┌─ THE RECORDS

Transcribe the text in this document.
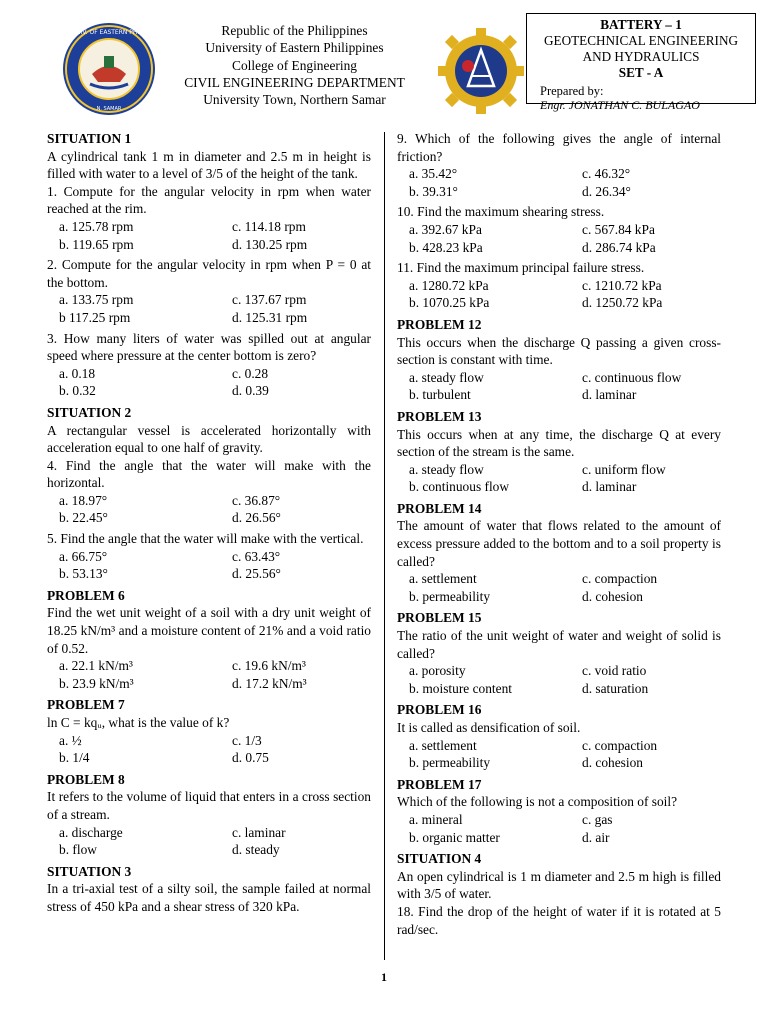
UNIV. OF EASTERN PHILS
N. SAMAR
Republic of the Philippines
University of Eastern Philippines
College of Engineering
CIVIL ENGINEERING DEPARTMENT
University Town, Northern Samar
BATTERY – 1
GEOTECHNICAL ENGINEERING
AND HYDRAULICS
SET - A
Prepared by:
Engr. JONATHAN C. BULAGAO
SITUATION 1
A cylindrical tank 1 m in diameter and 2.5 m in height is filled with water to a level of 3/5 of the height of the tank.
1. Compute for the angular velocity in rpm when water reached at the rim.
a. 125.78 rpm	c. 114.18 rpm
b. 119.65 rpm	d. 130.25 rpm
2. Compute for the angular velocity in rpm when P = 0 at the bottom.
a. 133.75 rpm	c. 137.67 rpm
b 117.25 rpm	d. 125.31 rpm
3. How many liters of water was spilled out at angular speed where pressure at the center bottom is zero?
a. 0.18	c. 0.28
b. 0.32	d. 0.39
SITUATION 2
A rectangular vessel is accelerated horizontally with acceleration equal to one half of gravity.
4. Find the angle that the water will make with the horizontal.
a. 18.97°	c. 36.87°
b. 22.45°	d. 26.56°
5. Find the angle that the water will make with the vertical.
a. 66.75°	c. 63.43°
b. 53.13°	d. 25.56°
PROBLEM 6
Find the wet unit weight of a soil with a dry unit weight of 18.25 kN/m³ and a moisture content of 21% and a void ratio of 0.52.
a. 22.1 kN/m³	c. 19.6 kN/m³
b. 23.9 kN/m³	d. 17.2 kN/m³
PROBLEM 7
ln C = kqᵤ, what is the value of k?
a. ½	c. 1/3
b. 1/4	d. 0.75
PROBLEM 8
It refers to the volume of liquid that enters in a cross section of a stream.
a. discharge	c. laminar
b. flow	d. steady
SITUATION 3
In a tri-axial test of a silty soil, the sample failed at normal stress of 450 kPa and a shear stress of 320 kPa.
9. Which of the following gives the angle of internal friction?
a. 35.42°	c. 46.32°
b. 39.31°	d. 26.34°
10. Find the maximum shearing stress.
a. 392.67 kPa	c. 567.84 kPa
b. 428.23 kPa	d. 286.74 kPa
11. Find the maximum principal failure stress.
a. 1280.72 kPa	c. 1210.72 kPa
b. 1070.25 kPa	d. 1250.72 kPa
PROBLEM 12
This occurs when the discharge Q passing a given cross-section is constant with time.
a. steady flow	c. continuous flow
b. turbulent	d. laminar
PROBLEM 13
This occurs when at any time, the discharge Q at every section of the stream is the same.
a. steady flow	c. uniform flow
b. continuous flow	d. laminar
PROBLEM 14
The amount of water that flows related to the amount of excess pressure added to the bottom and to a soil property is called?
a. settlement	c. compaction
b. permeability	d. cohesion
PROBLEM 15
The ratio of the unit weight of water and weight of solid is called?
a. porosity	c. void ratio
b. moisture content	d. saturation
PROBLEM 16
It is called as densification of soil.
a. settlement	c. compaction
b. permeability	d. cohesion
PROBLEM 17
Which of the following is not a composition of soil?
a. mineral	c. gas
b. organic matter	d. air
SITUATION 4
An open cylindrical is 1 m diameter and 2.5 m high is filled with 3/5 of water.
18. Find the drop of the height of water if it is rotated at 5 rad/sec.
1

└─
┌─ THE RECORDS

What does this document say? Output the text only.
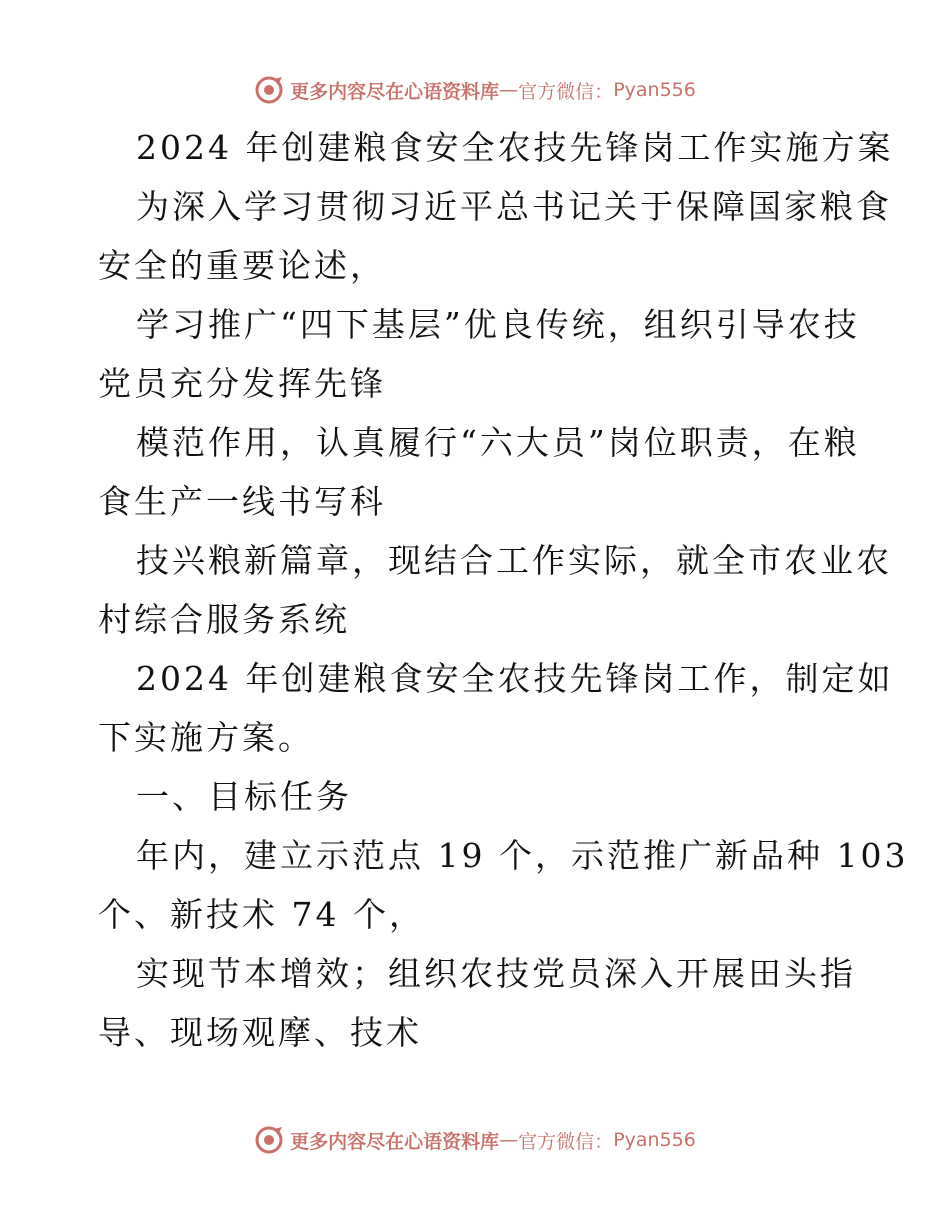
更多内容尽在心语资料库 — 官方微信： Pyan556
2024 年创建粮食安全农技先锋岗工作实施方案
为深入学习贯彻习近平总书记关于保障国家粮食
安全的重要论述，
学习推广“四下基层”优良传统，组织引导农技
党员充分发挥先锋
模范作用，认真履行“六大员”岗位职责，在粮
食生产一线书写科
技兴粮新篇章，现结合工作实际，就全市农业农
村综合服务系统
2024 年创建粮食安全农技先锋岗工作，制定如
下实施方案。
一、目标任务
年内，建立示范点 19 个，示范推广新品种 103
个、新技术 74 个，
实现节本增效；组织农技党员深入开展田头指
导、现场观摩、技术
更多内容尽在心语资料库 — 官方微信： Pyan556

└─
┌─ THE RECORDS

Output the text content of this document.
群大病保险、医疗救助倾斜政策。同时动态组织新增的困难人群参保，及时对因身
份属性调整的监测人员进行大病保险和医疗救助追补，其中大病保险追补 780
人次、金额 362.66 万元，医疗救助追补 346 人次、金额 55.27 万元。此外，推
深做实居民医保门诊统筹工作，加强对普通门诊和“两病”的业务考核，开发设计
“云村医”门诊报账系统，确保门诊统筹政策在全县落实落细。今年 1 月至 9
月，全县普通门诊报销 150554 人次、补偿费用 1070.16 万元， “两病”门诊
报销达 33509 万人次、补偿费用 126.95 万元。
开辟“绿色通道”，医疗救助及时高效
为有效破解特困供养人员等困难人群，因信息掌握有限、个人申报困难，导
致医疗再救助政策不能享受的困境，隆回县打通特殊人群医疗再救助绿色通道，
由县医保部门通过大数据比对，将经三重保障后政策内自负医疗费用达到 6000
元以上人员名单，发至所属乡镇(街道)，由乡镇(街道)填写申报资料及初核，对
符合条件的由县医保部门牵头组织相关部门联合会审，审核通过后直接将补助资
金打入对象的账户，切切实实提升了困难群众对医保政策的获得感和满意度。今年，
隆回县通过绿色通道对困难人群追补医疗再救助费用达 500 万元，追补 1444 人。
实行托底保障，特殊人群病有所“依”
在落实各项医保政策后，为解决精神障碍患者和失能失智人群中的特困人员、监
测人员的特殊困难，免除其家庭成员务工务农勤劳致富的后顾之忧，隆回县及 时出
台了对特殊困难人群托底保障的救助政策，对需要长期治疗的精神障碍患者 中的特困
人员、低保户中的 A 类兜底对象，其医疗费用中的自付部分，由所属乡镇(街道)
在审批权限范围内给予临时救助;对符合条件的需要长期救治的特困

└─

*WHAT IS BEING ASKED*
Copy out all lines that carry the word "bottom".

*EXPECTED OUTPUT*
2. Compute for the angular velocity in rpm when P = 0 at the bottom.
3. How many liters of water was spilled out at angular speed where pressure at the center bottom is zero?
The amount of water that flows related to the amount of excess pressure added to the bottom and to a soil property is called?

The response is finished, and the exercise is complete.